Collected data entries:
_ _ _ _ _ _ _

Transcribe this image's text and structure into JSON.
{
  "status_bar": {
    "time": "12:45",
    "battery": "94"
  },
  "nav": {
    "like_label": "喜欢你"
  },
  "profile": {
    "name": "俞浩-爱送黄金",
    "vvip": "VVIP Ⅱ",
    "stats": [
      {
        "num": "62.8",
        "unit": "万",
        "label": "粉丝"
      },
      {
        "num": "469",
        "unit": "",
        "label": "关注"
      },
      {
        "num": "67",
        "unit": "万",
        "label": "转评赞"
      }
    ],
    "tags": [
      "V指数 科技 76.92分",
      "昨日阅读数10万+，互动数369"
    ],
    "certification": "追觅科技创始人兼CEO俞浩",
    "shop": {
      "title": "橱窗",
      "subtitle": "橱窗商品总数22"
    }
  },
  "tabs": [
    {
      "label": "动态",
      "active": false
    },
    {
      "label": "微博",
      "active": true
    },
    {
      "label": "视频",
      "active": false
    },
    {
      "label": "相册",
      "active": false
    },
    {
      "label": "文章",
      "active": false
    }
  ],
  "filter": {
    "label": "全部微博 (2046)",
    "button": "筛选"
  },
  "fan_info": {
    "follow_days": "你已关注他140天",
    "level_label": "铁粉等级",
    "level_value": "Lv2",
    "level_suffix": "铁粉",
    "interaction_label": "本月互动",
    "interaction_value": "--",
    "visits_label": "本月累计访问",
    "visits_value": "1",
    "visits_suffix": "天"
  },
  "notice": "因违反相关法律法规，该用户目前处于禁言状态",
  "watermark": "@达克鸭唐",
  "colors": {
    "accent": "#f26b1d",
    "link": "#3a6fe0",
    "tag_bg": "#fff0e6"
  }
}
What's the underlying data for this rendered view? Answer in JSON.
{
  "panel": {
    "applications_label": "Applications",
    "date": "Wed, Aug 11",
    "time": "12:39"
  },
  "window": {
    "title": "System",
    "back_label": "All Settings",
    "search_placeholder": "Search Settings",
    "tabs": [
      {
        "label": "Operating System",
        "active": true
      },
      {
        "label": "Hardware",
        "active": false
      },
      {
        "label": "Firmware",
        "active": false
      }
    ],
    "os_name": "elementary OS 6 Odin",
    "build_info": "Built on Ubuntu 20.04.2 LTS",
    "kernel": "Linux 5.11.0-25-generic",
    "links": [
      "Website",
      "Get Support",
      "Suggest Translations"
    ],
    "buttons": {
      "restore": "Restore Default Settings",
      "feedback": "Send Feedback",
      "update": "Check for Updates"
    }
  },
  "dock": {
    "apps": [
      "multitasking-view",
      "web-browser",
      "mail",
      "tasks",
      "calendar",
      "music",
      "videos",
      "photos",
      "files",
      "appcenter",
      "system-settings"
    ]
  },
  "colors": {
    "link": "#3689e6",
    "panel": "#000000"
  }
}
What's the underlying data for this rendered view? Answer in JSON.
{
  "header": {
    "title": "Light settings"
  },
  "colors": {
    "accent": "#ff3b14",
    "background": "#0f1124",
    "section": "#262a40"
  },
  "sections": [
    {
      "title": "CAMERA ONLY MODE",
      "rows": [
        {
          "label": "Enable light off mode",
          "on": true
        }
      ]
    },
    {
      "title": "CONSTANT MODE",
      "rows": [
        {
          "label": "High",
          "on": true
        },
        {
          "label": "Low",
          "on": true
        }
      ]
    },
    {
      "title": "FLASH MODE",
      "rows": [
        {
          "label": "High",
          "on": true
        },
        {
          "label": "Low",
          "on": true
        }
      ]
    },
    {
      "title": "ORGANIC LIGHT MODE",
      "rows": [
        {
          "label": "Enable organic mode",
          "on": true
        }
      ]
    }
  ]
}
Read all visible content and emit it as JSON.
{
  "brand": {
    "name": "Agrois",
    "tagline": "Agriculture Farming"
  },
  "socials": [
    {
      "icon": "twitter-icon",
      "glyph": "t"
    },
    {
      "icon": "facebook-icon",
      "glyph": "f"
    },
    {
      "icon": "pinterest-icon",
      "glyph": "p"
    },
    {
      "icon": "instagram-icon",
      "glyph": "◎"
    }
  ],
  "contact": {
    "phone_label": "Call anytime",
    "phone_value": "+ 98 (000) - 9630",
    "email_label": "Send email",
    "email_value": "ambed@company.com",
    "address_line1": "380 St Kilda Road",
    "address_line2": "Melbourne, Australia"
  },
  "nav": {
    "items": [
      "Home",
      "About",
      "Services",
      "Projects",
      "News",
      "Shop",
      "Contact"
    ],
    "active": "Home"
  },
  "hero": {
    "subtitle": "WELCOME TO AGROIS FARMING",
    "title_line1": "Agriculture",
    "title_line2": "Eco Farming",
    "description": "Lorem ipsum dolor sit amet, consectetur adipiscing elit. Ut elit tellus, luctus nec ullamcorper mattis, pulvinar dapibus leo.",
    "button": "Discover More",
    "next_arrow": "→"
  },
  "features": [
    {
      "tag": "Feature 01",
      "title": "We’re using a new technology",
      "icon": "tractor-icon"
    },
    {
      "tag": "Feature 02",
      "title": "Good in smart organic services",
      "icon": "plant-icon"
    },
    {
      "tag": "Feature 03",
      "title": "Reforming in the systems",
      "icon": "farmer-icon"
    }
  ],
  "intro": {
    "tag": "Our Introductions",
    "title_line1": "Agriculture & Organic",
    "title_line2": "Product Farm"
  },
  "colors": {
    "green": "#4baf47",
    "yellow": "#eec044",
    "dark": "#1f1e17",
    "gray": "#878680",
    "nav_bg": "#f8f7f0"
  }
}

_ _ _ _ _ _ _

● **Exercise brief**
Reproduce each record exactly, leaving nothing out.

● **Task answer**
Transcribe this image's text and structure into JSON.
{
  "status_bar": {
    "time": "12:45",
    "battery": "94"
  },
  "nav": {
    "like_label": "喜欢你"
  },
  "profile": {
    "name": "俞浩-爱送黄金",
    "vvip": "VVIP Ⅱ",
    "stats": [
      {
        "num": "62.8",
        "unit": "万",
        "label": "粉丝"
      },
      {
        "num": "469",
        "unit": "",
        "label": "关注"
      },
      {
        "num": "67",
        "unit": "万",
        "label": "转评赞"
      }
    ],
    "tags": [
      "V指数 科技 76.92分",
      "昨日阅读数10万+，互动数369"
    ],
    "certification": "追觅科技创始人兼CEO俞浩",
    "shop": {
      "title": "橱窗",
      "subtitle": "橱窗商品总数22"
    }
  },
  "tabs": [
    {
      "label": "动态",
      "active": false
    },
    {
      "label": "微博",
      "active": true
    },
    {
      "label": "视频",
      "active": false
    },
    {
      "label": "相册",
      "active": false
    },
    {
      "label": "文章",
      "active": false
    }
  ],
  "filter": {
    "label": "全部微博 (2046)",
    "button": "筛选"
  },
  "fan_info": {
    "follow_days": "你已关注他140天",
    "level_label": "铁粉等级",
    "level_value": "Lv2",
    "level_suffix": "铁粉",
    "interaction_label": "本月互动",
    "interaction_value": "--",
    "visits_label": "本月累计访问",
    "visits_value": "1",
    "visits_suffix": "天"
  },
  "notice": "因违反相关法律法规，该用户目前处于禁言状态",
  "watermark": "@达克鸭唐",
  "colors": {
    "accent": "#f26b1d",
    "link": "#3a6fe0",
    "tag_bg": "#fff0e6"
  }
}
What's the underlying data for this rendered view? Answer in JSON.
{
  "panel": {
    "applications_label": "Applications",
    "date": "Wed, Aug 11",
    "time": "12:39"
  },
  "window": {
    "title": "System",
    "back_label": "All Settings",
    "search_placeholder": "Search Settings",
    "tabs": [
      {
        "label": "Operating System",
        "active": true
      },
      {
        "label": "Hardware",
        "active": false
      },
      {
        "label": "Firmware",
        "active": false
      }
    ],
    "os_name": "elementary OS 6 Odin",
    "build_info": "Built on Ubuntu 20.04.2 LTS",
    "kernel": "Linux 5.11.0-25-generic",
    "links": [
      "Website",
      "Get Support",
      "Suggest Translations"
    ],
    "buttons": {
      "restore": "Restore Default Settings",
      "feedback": "Send Feedback",
      "update": "Check for Updates"
    }
  },
  "dock": {
    "apps": [
      "multitasking-view",
      "web-browser",
      "mail",
      "tasks",
      "calendar",
      "music",
      "videos",
      "photos",
      "files",
      "appcenter",
      "system-settings"
    ]
  },
  "colors": {
    "link": "#3689e6",
    "panel": "#000000"
  }
}
What's the underlying data for this rendered view? Answer in JSON.
{
  "header": {
    "title": "Light settings"
  },
  "colors": {
    "accent": "#ff3b14",
    "background": "#0f1124",
    "section": "#262a40"
  },
  "sections": [
    {
      "title": "CAMERA ONLY MODE",
      "rows": [
        {
          "label": "Enable light off mode",
          "on": true
        }
      ]
    },
    {
      "title": "CONSTANT MODE",
      "rows": [
        {
          "label": "High",
          "on": true
        },
        {
          "label": "Low",
          "on": true
        }
      ]
    },
    {
      "title": "FLASH MODE",
      "rows": [
        {
          "label": "High",
          "on": true
        },
        {
          "label": "Low",
          "on": true
        }
      ]
    },
    {
      "title": "ORGANIC LIGHT MODE",
      "rows": [
        {
          "label": "Enable organic mode",
          "on": true
        }
      ]
    }
  ]
}
Read all visible content and emit it as JSON.
{
  "brand": {
    "name": "Agrois",
    "tagline": "Agriculture Farming"
  },
  "socials": [
    {
      "icon": "twitter-icon",
      "glyph": "t"
    },
    {
      "icon": "facebook-icon",
      "glyph": "f"
    },
    {
      "icon": "pinterest-icon",
      "glyph": "p"
    },
    {
      "icon": "instagram-icon",
      "glyph": "◎"
    }
  ],
  "contact": {
    "phone_label": "Call anytime",
    "phone_value": "+ 98 (000) - 9630",
    "email_label": "Send email",
    "email_value": "ambed@company.com",
    "address_line1": "380 St Kilda Road",
    "address_line2": "Melbourne, Australia"
  },
  "nav": {
    "items": [
      "Home",
      "About",
      "Services",
      "Projects",
      "News",
      "Shop",
      "Contact"
    ],
    "active": "Home"
  },
  "hero": {
    "subtitle": "WELCOME TO AGROIS FARMING",
    "title_line1": "Agriculture",
    "title_line2": "Eco Farming",
    "description": "Lorem ipsum dolor sit amet, consectetur adipiscing elit. Ut elit tellus, luctus nec ullamcorper mattis, pulvinar dapibus leo.",
    "button": "Discover More",
    "next_arrow": "→"
  },
  "features": [
    {
      "tag": "Feature 01",
      "title": "We’re using a new technology",
      "icon": "tractor-icon"
    },
    {
      "tag": "Feature 02",
      "title": "Good in smart organic services",
      "icon": "plant-icon"
    },
    {
      "tag": "Feature 03",
      "title": "Reforming in the systems",
      "icon": "farmer-icon"
    }
  ],
  "intro": {
    "tag": "Our Introductions",
    "title_line1": "Agriculture & Organic",
    "title_line2": "Product Farm"
  },
  "colors": {
    "green": "#4baf47",
    "yellow": "#eec044",
    "dark": "#1f1e17",
    "gray": "#878680",
    "nav_bg": "#f8f7f0"
  }
}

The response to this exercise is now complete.